- [TO BE DONE]:
Gather the lines below that include the string "refuse", copying each in full.

(Records from a collection)
________________
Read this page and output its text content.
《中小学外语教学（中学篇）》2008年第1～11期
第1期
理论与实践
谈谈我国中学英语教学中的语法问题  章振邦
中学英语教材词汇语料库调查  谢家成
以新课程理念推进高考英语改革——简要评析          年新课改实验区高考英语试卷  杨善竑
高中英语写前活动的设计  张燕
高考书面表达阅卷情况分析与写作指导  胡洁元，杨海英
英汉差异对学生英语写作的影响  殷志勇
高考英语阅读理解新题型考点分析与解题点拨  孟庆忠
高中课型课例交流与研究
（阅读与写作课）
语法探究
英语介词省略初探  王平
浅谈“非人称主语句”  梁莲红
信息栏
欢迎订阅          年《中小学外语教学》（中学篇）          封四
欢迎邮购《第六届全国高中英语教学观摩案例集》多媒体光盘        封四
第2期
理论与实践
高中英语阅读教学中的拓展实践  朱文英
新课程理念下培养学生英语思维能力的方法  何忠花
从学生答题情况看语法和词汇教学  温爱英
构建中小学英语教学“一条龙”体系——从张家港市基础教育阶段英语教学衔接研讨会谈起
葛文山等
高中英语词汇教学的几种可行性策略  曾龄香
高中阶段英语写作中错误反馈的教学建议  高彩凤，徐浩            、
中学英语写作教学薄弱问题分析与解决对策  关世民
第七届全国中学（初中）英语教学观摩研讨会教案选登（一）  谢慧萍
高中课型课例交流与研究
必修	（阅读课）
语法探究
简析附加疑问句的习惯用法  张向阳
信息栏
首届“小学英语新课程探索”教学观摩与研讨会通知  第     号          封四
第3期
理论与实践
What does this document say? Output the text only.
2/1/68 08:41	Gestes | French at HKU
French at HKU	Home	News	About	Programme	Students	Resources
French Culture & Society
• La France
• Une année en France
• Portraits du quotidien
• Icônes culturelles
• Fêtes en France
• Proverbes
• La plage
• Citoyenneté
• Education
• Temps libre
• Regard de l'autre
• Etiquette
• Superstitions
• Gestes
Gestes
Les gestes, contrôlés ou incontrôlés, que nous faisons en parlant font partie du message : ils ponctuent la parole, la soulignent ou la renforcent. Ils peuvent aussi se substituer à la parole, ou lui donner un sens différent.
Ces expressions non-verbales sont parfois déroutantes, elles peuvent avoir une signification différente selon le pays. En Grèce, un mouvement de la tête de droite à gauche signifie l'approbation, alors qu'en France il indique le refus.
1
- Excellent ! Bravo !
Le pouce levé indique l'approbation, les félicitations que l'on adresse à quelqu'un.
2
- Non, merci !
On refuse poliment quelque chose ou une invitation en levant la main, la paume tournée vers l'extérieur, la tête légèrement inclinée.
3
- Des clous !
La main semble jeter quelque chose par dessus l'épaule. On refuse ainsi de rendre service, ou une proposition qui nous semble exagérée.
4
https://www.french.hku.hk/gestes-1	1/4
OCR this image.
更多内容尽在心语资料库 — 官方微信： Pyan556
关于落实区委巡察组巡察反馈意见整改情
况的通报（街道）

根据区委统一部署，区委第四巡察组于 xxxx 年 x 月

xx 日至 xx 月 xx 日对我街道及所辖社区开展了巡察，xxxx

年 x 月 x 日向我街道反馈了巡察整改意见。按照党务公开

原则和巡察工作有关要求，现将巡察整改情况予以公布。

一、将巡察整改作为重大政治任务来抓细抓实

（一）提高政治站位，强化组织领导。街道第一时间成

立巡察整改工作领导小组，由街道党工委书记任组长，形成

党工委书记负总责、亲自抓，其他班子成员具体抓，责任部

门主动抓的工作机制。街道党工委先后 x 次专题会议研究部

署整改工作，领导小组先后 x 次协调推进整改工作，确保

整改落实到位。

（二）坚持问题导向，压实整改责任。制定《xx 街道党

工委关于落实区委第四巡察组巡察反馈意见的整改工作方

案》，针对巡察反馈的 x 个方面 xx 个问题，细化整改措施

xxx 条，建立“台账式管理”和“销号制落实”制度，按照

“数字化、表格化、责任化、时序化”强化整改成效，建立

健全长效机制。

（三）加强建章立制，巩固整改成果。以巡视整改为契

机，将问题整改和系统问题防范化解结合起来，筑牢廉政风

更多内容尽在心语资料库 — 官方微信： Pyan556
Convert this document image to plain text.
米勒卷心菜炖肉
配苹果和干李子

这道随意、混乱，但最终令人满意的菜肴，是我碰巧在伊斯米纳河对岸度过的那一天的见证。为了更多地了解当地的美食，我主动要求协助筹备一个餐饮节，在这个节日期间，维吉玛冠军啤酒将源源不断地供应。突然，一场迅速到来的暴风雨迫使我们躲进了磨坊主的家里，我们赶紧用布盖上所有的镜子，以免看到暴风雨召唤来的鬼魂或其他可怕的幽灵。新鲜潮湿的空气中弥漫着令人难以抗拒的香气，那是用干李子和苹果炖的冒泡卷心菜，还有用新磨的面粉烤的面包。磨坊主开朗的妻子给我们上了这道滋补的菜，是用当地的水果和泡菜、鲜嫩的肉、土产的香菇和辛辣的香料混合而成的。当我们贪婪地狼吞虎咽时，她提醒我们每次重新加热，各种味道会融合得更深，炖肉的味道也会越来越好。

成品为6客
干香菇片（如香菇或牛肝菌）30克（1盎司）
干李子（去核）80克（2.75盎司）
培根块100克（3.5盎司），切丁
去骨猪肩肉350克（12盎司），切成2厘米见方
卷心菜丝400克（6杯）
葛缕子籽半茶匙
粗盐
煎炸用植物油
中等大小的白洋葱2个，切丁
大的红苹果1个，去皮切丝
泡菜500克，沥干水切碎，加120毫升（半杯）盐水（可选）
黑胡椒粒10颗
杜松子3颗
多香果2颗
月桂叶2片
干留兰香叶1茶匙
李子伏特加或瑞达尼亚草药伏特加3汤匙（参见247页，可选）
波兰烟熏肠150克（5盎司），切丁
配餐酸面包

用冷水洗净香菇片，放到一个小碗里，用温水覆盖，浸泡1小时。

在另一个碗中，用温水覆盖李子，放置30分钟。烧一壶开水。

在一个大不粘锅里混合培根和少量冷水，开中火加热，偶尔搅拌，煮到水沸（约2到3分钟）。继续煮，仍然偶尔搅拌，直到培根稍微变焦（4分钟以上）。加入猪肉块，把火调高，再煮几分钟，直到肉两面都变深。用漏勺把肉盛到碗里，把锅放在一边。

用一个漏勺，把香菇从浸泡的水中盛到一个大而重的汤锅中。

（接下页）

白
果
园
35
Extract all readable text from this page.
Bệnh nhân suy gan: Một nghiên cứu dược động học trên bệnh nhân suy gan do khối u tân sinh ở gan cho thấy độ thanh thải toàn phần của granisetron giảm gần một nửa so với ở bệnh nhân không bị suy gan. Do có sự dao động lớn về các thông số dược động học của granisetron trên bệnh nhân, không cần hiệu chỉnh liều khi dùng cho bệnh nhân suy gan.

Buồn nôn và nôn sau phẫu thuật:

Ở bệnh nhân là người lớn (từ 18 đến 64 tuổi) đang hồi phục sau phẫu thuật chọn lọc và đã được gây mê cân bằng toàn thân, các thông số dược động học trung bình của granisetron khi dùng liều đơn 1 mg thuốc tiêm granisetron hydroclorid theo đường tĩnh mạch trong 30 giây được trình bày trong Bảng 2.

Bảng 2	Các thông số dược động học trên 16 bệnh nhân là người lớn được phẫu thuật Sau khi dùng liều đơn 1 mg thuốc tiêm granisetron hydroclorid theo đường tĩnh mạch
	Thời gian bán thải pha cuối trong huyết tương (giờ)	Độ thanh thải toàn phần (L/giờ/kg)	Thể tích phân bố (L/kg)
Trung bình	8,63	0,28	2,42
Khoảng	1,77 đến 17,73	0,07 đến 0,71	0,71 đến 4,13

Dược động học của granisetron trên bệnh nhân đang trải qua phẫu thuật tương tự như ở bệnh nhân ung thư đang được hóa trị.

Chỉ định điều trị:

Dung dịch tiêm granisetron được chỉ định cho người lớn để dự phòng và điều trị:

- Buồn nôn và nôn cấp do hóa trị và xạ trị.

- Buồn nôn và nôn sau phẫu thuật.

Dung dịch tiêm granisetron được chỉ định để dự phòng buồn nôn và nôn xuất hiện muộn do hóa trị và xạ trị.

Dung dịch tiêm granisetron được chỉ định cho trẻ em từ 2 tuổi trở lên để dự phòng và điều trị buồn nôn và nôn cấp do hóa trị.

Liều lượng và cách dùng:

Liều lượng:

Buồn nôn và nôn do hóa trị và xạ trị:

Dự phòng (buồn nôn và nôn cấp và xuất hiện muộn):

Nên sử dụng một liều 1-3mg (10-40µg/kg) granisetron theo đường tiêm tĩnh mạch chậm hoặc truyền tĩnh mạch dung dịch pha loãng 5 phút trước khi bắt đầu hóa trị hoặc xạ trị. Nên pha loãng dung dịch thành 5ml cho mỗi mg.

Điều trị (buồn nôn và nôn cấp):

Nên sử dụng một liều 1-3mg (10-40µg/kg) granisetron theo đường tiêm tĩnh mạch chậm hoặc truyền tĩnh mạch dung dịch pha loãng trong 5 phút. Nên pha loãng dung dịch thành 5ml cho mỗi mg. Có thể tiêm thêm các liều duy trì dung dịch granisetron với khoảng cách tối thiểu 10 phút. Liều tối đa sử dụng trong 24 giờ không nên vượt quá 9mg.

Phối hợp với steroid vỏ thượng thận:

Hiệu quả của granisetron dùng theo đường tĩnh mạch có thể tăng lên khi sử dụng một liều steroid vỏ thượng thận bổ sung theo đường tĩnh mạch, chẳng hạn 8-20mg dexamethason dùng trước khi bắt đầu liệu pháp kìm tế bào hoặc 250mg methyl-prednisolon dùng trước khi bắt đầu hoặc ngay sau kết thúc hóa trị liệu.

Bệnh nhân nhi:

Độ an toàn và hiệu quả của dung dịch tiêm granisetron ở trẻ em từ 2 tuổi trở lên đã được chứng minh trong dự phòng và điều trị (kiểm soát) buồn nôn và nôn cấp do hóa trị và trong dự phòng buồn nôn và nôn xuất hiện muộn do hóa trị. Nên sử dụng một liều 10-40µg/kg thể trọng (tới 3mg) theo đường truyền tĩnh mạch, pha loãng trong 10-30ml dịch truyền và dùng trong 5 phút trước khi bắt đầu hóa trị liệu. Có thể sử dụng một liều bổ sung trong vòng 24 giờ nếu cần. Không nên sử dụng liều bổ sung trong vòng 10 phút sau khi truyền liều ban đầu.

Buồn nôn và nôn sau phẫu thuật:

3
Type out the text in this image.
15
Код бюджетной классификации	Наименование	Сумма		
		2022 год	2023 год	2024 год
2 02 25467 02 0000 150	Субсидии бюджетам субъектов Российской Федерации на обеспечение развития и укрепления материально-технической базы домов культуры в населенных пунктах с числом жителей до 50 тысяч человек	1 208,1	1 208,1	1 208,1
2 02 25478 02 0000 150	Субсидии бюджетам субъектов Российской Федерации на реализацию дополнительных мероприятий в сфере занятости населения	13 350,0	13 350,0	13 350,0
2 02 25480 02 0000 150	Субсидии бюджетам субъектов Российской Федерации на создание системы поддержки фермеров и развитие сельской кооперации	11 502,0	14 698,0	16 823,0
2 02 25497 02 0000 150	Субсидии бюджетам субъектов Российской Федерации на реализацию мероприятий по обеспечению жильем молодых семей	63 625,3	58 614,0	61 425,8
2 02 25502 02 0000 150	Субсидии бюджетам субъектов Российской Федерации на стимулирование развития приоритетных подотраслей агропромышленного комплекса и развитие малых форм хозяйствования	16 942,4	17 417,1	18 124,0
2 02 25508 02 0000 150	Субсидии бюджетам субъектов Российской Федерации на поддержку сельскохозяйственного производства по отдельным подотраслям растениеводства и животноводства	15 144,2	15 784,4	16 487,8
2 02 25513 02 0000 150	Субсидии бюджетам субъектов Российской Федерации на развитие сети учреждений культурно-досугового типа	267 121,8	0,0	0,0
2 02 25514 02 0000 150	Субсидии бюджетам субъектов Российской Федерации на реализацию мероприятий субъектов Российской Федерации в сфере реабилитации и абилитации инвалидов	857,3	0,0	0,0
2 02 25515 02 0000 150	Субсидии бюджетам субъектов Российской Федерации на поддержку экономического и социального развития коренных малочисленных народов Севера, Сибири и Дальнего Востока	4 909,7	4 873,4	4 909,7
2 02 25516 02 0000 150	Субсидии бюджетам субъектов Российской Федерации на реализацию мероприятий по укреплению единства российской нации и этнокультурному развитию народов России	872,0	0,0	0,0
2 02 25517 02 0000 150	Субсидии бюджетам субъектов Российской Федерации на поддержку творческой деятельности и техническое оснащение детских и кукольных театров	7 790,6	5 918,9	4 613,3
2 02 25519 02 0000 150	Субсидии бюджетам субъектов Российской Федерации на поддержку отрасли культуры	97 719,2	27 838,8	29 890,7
________________
- [THE COMPLETED TASK]:
On refuse poliment quelque chose ou une invitation en levant la main, la paume tournée vers l'extérieur, la tête légèrement inclinée.
La main semble jeter quelque chose par dessus l'épaule. On refuse ainsi de rendre service, ou une proposition qui nous semble exagérée.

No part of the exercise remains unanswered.